┌─ MATERIAL
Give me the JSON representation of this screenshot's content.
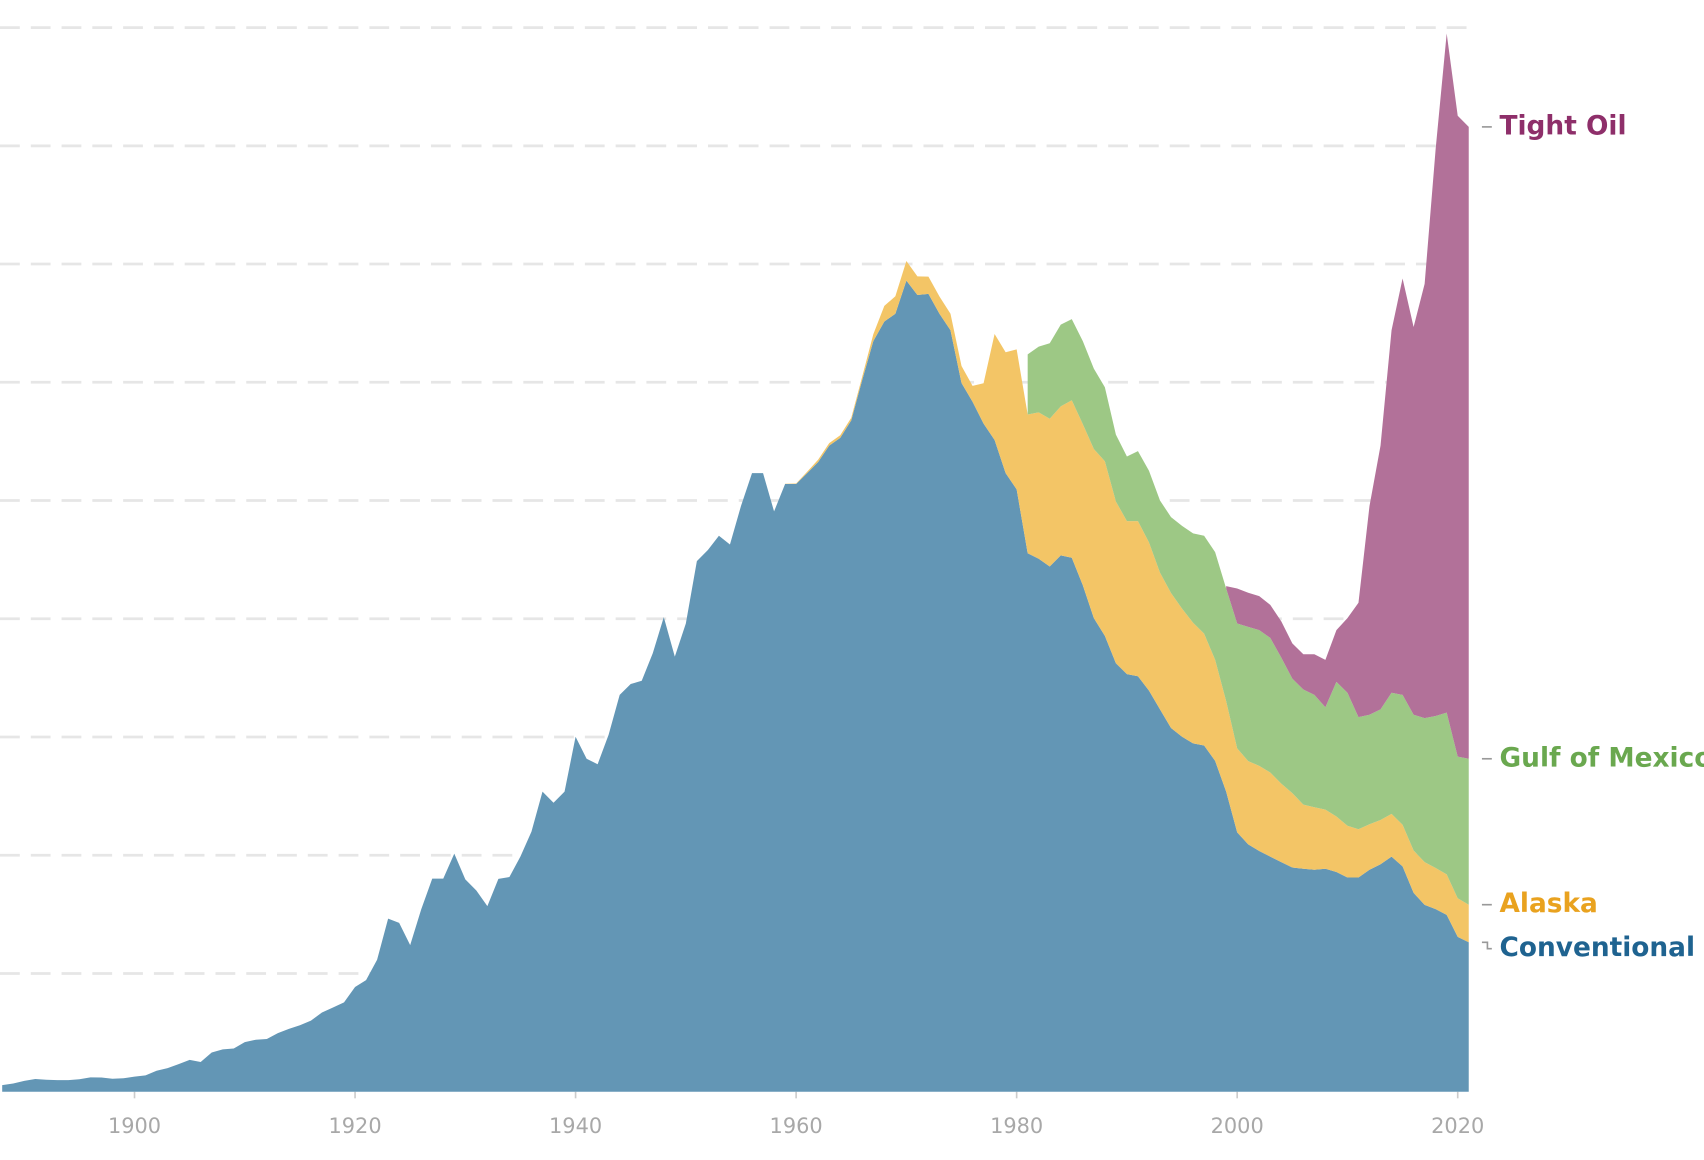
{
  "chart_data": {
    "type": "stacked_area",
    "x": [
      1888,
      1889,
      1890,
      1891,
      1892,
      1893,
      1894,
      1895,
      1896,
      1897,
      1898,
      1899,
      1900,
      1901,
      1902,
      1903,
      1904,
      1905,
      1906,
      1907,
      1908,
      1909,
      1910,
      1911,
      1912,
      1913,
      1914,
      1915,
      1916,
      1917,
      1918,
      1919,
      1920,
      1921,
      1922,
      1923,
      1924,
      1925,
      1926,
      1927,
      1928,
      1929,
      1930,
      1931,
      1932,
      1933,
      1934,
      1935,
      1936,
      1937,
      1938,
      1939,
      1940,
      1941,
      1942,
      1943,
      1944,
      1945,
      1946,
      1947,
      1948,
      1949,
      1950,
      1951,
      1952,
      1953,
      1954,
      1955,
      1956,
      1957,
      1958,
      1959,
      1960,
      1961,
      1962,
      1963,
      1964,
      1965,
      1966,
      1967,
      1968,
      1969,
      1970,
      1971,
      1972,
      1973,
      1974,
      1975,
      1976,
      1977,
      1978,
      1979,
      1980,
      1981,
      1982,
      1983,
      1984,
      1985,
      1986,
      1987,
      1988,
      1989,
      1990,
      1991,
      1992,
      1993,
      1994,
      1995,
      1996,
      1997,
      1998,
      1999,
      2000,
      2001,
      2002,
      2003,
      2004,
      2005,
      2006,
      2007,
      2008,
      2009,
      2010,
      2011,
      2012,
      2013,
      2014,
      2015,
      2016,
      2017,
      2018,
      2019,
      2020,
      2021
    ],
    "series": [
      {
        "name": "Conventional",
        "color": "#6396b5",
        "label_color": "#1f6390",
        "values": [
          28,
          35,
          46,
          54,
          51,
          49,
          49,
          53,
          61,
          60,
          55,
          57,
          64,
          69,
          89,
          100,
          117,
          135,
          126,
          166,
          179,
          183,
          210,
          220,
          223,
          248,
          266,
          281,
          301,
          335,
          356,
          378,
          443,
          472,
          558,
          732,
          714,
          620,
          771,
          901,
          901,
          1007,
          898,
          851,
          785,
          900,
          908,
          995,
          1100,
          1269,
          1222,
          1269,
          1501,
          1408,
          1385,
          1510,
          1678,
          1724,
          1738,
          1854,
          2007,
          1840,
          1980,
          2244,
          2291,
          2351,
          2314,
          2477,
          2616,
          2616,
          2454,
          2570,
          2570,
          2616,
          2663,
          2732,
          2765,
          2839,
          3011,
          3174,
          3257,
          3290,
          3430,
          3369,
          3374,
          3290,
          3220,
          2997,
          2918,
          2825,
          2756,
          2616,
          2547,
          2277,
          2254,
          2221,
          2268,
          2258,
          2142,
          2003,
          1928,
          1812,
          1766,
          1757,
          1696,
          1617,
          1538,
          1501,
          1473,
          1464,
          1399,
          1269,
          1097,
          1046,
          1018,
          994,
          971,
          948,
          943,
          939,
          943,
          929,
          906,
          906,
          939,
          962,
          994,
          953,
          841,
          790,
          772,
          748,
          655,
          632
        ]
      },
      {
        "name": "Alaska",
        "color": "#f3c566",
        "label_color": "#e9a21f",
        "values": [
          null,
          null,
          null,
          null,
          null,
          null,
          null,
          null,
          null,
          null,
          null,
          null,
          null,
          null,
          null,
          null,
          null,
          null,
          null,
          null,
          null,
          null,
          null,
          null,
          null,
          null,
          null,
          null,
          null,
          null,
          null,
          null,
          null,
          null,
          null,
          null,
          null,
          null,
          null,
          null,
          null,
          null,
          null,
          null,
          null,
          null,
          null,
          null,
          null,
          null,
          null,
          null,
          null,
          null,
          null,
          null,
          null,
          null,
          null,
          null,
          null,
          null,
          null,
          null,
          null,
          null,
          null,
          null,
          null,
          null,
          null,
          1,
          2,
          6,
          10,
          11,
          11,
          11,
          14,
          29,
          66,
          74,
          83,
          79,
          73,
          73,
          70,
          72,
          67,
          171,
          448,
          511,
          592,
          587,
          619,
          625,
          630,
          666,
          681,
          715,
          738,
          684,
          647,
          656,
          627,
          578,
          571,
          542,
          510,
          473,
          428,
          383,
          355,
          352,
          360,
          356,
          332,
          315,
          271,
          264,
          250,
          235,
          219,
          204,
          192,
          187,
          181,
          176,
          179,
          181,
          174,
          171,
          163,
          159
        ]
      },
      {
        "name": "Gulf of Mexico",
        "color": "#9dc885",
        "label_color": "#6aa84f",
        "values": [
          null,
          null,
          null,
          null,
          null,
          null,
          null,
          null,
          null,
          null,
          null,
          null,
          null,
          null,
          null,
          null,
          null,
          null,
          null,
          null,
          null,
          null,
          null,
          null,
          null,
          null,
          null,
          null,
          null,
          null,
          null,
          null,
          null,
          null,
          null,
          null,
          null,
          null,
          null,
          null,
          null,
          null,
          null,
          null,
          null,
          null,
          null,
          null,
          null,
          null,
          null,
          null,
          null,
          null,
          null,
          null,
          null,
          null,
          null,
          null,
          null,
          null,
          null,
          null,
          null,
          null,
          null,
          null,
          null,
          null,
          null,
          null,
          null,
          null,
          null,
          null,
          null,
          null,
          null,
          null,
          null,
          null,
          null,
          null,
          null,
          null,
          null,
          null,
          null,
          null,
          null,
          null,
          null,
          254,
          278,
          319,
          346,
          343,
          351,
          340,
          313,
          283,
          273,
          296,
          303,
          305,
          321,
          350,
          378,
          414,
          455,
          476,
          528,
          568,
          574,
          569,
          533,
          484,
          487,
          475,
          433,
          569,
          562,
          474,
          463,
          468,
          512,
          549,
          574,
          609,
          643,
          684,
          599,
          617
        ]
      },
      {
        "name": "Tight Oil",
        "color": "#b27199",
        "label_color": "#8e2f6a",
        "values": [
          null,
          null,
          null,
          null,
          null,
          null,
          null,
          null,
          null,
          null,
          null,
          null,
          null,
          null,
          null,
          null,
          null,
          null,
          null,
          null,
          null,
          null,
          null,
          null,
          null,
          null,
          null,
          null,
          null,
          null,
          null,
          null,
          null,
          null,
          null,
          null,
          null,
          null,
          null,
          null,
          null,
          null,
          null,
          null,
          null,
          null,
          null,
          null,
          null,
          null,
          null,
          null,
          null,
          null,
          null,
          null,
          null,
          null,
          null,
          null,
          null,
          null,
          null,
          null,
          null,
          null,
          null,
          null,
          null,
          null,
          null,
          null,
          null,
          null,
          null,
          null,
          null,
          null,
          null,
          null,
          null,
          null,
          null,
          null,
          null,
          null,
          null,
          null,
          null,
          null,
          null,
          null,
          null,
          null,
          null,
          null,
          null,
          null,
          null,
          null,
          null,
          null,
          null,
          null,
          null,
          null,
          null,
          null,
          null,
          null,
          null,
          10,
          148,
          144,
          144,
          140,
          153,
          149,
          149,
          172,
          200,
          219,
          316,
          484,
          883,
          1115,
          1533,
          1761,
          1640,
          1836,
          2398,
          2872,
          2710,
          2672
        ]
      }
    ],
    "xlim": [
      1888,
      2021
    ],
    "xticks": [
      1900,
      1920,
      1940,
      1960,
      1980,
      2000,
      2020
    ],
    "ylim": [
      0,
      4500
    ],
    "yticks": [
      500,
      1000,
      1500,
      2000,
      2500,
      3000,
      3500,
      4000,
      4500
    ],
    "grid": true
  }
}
└─
### DIRECTIONS
Output the records above exactly as they are, leaving out the pictures.

### RESULT
Give me the JSON representation of this screenshot's content.
{
  "chart_data": {
    "type": "stacked_area",
    "x": [
      1888,
      1889,
      1890,
      1891,
      1892,
      1893,
      1894,
      1895,
      1896,
      1897,
      1898,
      1899,
      1900,
      1901,
      1902,
      1903,
      1904,
      1905,
      1906,
      1907,
      1908,
      1909,
      1910,
      1911,
      1912,
      1913,
      1914,
      1915,
      1916,
      1917,
      1918,
      1919,
      1920,
      1921,
      1922,
      1923,
      1924,
      1925,
      1926,
      1927,
      1928,
      1929,
      1930,
      1931,
      1932,
      1933,
      1934,
      1935,
      1936,
      1937,
      1938,
      1939,
      1940,
      1941,
      1942,
      1943,
      1944,
      1945,
      1946,
      1947,
      1948,
      1949,
      1950,
      1951,
      1952,
      1953,
      1954,
      1955,
      1956,
      1957,
      1958,
      1959,
      1960,
      1961,
      1962,
      1963,
      1964,
      1965,
      1966,
      1967,
      1968,
      1969,
      1970,
      1971,
      1972,
      1973,
      1974,
      1975,
      1976,
      1977,
      1978,
      1979,
      1980,
      1981,
      1982,
      1983,
      1984,
      1985,
      1986,
      1987,
      1988,
      1989,
      1990,
      1991,
      1992,
      1993,
      1994,
      1995,
      1996,
      1997,
      1998,
      1999,
      2000,
      2001,
      2002,
      2003,
      2004,
      2005,
      2006,
      2007,
      2008,
      2009,
      2010,
      2011,
      2012,
      2013,
      2014,
      2015,
      2016,
      2017,
      2018,
      2019,
      2020,
      2021
    ],
    "series": [
      {
        "name": "Conventional",
        "color": "#6396b5",
        "label_color": "#1f6390",
        "values": [
          28,
          35,
          46,
          54,
          51,
          49,
          49,
          53,
          61,
          60,
          55,
          57,
          64,
          69,
          89,
          100,
          117,
          135,
          126,
          166,
          179,
          183,
          210,
          220,
          223,
          248,
          266,
          281,
          301,
          335,
          356,
          378,
          443,
          472,
          558,
          732,
          714,
          620,
          771,
          901,
          901,
          1007,
          898,
          851,
          785,
          900,
          908,
          995,
          1100,
          1269,
          1222,
          1269,
          1501,
          1408,
          1385,
          1510,
          1678,
          1724,
          1738,
          1854,
          2007,
          1840,
          1980,
          2244,
          2291,
          2351,
          2314,
          2477,
          2616,
          2616,
          2454,
          2570,
          2570,
          2616,
          2663,
          2732,
          2765,
          2839,
          3011,
          3174,
          3257,
          3290,
          3430,
          3369,
          3374,
          3290,
          3220,
          2997,
          2918,
          2825,
          2756,
          2616,
          2547,
          2277,
          2254,
          2221,
          2268,
          2258,
          2142,
          2003,
          1928,
          1812,
          1766,
          1757,
          1696,
          1617,
          1538,
          1501,
          1473,
          1464,
          1399,
          1269,
          1097,
          1046,
          1018,
          994,
          971,
          948,
          943,
          939,
          943,
          929,
          906,
          906,
          939,
          962,
          994,
          953,
          841,
          790,
          772,
          748,
          655,
          632
        ]
      },
      {
        "name": "Alaska",
        "color": "#f3c566",
        "label_color": "#e9a21f",
        "values": [
          null,
          null,
          null,
          null,
          null,
          null,
          null,
          null,
          null,
          null,
          null,
          null,
          null,
          null,
          null,
          null,
          null,
          null,
          null,
          null,
          null,
          null,
          null,
          null,
          null,
          null,
          null,
          null,
          null,
          null,
          null,
          null,
          null,
          null,
          null,
          null,
          null,
          null,
          null,
          null,
          null,
          null,
          null,
          null,
          null,
          null,
          null,
          null,
          null,
          null,
          null,
          null,
          null,
          null,
          null,
          null,
          null,
          null,
          null,
          null,
          null,
          null,
          null,
          null,
          null,
          null,
          null,
          null,
          null,
          null,
          null,
          1,
          2,
          6,
          10,
          11,
          11,
          11,
          14,
          29,
          66,
          74,
          83,
          79,
          73,
          73,
          70,
          72,
          67,
          171,
          448,
          511,
          592,
          587,
          619,
          625,
          630,
          666,
          681,
          715,
          738,
          684,
          647,
          656,
          627,
          578,
          571,
          542,
          510,
          473,
          428,
          383,
          355,
          352,
          360,
          356,
          332,
          315,
          271,
          264,
          250,
          235,
          219,
          204,
          192,
          187,
          181,
          176,
          179,
          181,
          174,
          171,
          163,
          159
        ]
      },
      {
        "name": "Gulf of Mexico",
        "color": "#9dc885",
        "label_color": "#6aa84f",
        "values": [
          null,
          null,
          null,
          null,
          null,
          null,
          null,
          null,
          null,
          null,
          null,
          null,
          null,
          null,
          null,
          null,
          null,
          null,
          null,
          null,
          null,
          null,
          null,
          null,
          null,
          null,
          null,
          null,
          null,
          null,
          null,
          null,
          null,
          null,
          null,
          null,
          null,
          null,
          null,
          null,
          null,
          null,
          null,
          null,
          null,
          null,
          null,
          null,
          null,
          null,
          null,
          null,
          null,
          null,
          null,
          null,
          null,
          null,
          null,
          null,
          null,
          null,
          null,
          null,
          null,
          null,
          null,
          null,
          null,
          null,
          null,
          null,
          null,
          null,
          null,
          null,
          null,
          null,
          null,
          null,
          null,
          null,
          null,
          null,
          null,
          null,
          null,
          null,
          null,
          null,
          null,
          null,
          null,
          254,
          278,
          319,
          346,
          343,
          351,
          340,
          313,
          283,
          273,
          296,
          303,
          305,
          321,
          350,
          378,
          414,
          455,
          476,
          528,
          568,
          574,
          569,
          533,
          484,
          487,
          475,
          433,
          569,
          562,
          474,
          463,
          468,
          512,
          549,
          574,
          609,
          643,
          684,
          599,
          617
        ]
      },
      {
        "name": "Tight Oil",
        "color": "#b27199",
        "label_color": "#8e2f6a",
        "values": [
          null,
          null,
          null,
          null,
          null,
          null,
          null,
          null,
          null,
          null,
          null,
          null,
          null,
          null,
          null,
          null,
          null,
          null,
          null,
          null,
          null,
          null,
          null,
          null,
          null,
          null,
          null,
          null,
          null,
          null,
          null,
          null,
          null,
          null,
          null,
          null,
          null,
          null,
          null,
          null,
          null,
          null,
          null,
          null,
          null,
          null,
          null,
          null,
          null,
          null,
          null,
          null,
          null,
          null,
          null,
          null,
          null,
          null,
          null,
          null,
          null,
          null,
          null,
          null,
          null,
          null,
          null,
          null,
          null,
          null,
          null,
          null,
          null,
          null,
          null,
          null,
          null,
          null,
          null,
          null,
          null,
          null,
          null,
          null,
          null,
          null,
          null,
          null,
          null,
          null,
          null,
          null,
          null,
          null,
          null,
          null,
          null,
          null,
          null,
          null,
          null,
          null,
          null,
          null,
          null,
          null,
          null,
          null,
          null,
          null,
          null,
          10,
          148,
          144,
          144,
          140,
          153,
          149,
          149,
          172,
          200,
          219,
          316,
          484,
          883,
          1115,
          1533,
          1761,
          1640,
          1836,
          2398,
          2872,
          2710,
          2672
        ]
      }
    ],
    "xlim": [
      1888,
      2021
    ],
    "xticks": [
      1900,
      1920,
      1940,
      1960,
      1980,
      2000,
      2020
    ],
    "ylim": [
      0,
      4500
    ],
    "yticks": [
      500,
      1000,
      1500,
      2000,
      2500,
      3000,
      3500,
      4000,
      4500
    ],
    "grid": true
  }
}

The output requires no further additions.